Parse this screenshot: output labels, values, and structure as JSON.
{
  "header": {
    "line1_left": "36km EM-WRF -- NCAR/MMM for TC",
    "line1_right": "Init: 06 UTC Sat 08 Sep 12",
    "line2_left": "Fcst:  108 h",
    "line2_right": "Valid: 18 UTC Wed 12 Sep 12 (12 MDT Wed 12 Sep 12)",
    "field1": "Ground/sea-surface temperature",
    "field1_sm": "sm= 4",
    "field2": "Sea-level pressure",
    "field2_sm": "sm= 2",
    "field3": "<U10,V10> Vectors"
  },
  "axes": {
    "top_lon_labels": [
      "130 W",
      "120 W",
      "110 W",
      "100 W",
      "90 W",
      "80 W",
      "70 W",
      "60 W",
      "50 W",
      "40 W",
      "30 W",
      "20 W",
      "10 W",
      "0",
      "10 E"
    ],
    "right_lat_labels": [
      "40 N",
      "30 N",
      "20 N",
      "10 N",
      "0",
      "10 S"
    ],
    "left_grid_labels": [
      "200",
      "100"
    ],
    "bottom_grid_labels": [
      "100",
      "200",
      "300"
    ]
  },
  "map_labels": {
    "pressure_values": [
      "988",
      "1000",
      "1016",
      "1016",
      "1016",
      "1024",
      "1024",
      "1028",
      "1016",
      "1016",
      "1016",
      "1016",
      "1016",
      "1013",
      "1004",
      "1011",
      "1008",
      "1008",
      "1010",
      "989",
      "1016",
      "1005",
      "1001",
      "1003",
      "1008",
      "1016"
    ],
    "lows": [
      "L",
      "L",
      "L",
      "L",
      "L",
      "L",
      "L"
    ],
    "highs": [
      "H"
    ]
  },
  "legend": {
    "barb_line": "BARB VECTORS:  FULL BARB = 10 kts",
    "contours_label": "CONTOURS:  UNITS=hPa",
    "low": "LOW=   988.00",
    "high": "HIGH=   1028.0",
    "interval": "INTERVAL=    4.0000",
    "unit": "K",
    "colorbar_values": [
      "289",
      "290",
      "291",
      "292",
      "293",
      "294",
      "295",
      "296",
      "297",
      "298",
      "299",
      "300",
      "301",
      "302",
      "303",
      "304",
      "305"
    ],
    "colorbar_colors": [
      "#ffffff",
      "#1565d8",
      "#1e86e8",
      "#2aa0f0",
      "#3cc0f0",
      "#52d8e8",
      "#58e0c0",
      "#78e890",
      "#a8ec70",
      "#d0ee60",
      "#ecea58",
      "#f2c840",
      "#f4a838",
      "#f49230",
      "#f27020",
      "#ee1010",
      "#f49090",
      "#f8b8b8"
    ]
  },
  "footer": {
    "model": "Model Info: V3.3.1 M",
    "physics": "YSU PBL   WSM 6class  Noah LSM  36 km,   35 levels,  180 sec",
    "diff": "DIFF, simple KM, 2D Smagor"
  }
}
+-------+
» Stated task
Restate every entry word for word.

» Written response
Parse this screenshot: output labels, values, and structure as JSON.
{
  "header": {
    "line1_left": "36km EM-WRF -- NCAR/MMM for TC",
    "line1_right": "Init: 06 UTC Sat 08 Sep 12",
    "line2_left": "Fcst:  108 h",
    "line2_right": "Valid: 18 UTC Wed 12 Sep 12 (12 MDT Wed 12 Sep 12)",
    "field1": "Ground/sea-surface temperature",
    "field1_sm": "sm= 4",
    "field2": "Sea-level pressure",
    "field2_sm": "sm= 2",
    "field3": "<U10,V10> Vectors"
  },
  "axes": {
    "top_lon_labels": [
      "130 W",
      "120 W",
      "110 W",
      "100 W",
      "90 W",
      "80 W",
      "70 W",
      "60 W",
      "50 W",
      "40 W",
      "30 W",
      "20 W",
      "10 W",
      "0",
      "10 E"
    ],
    "right_lat_labels": [
      "40 N",
      "30 N",
      "20 N",
      "10 N",
      "0",
      "10 S"
    ],
    "left_grid_labels": [
      "200",
      "100"
    ],
    "bottom_grid_labels": [
      "100",
      "200",
      "300"
    ]
  },
  "map_labels": {
    "pressure_values": [
      "988",
      "1000",
      "1016",
      "1016",
      "1016",
      "1024",
      "1024",
      "1028",
      "1016",
      "1016",
      "1016",
      "1016",
      "1016",
      "1013",
      "1004",
      "1011",
      "1008",
      "1008",
      "1010",
      "989",
      "1016",
      "1005",
      "1001",
      "1003",
      "1008",
      "1016"
    ],
    "lows": [
      "L",
      "L",
      "L",
      "L",
      "L",
      "L",
      "L"
    ],
    "highs": [
      "H"
    ]
  },
  "legend": {
    "barb_line": "BARB VECTORS:  FULL BARB = 10 kts",
    "contours_label": "CONTOURS:  UNITS=hPa",
    "low": "LOW=   988.00",
    "high": "HIGH=   1028.0",
    "interval": "INTERVAL=    4.0000",
    "unit": "K",
    "colorbar_values": [
      "289",
      "290",
      "291",
      "292",
      "293",
      "294",
      "295",
      "296",
      "297",
      "298",
      "299",
      "300",
      "301",
      "302",
      "303",
      "304",
      "305"
    ],
    "colorbar_colors": [
      "#ffffff",
      "#1565d8",
      "#1e86e8",
      "#2aa0f0",
      "#3cc0f0",
      "#52d8e8",
      "#58e0c0",
      "#78e890",
      "#a8ec70",
      "#d0ee60",
      "#ecea58",
      "#f2c840",
      "#f4a838",
      "#f49230",
      "#f27020",
      "#ee1010",
      "#f49090",
      "#f8b8b8"
    ]
  },
  "footer": {
    "model": "Model Info: V3.3.1 M",
    "physics": "YSU PBL   WSM 6class  Noah LSM  36 km,   35 levels,  180 sec",
    "diff": "DIFF, simple KM, 2D Smagor"
  }
}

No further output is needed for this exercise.